Aim: Reproduce each line of the listing exactly.
* BEGIN *
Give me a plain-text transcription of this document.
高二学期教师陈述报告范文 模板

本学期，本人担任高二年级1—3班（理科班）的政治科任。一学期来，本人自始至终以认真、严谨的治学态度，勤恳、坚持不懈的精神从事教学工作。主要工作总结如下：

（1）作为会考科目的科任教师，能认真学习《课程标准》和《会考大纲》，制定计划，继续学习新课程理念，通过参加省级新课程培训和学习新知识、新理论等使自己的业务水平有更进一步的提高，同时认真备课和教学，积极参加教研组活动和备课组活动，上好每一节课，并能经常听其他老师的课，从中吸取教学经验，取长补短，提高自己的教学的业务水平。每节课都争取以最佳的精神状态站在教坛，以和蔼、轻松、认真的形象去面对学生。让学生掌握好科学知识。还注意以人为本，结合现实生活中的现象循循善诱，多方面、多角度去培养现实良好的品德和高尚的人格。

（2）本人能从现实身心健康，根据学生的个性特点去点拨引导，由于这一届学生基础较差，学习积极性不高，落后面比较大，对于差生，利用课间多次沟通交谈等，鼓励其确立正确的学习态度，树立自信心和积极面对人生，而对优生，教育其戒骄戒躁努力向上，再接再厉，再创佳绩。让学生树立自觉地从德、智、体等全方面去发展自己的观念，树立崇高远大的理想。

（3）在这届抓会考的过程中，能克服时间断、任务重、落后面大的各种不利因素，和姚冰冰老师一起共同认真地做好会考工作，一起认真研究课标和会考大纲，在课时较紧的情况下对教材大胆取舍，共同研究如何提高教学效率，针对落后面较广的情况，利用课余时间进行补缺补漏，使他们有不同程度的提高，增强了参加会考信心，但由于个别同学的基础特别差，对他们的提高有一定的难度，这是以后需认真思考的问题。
* END *
Worked answer:
Give me a plain-text transcription of this document.
高二学期教师陈述报告范文 模板

本学期，本人担任高二年级1—3班（理科班）的政治科任。一学期来，本人自始至终以认真、严谨的治学态度，勤恳、坚持不懈的精神从事教学工作。主要工作总结如下：

（1）作为会考科目的科任教师，能认真学习《课程标准》和《会考大纲》，制定计划，继续学习新课程理念，通过参加省级新课程培训和学习新知识、新理论等使自己的业务水平有更进一步的提高，同时认真备课和教学，积极参加教研组活动和备课组活动，上好每一节课，并能经常听其他老师的课，从中吸取教学经验，取长补短，提高自己的教学的业务水平。每节课都争取以最佳的精神状态站在教坛，以和蔼、轻松、认真的形象去面对学生。让学生掌握好科学知识。还注意以人为本，结合现实生活中的现象循循善诱，多方面、多角度去培养现实良好的品德和高尚的人格。

（2）本人能从现实身心健康，根据学生的个性特点去点拨引导，由于这一届学生基础较差，学习积极性不高，落后面比较大，对于差生，利用课间多次沟通交谈等，鼓励其确立正确的学习态度，树立自信心和积极面对人生，而对优生，教育其戒骄戒躁努力向上，再接再厉，再创佳绩。让学生树立自觉地从德、智、体等全方面去发展自己的观念，树立崇高远大的理想。

（3）在这届抓会考的过程中，能克服时间断、任务重、落后面大的各种不利因素，和姚冰冰老师一起共同认真地做好会考工作，一起认真研究课标和会考大纲，在课时较紧的情况下对教材大胆取舍，共同研究如何提高教学效率，针对落后面较广的情况，利用课余时间进行补缺补漏，使他们有不同程度的提高，增强了参加会考信心，但由于个别同学的基础特别差，对他们的提高有一定的难度，这是以后需认真思考的问题。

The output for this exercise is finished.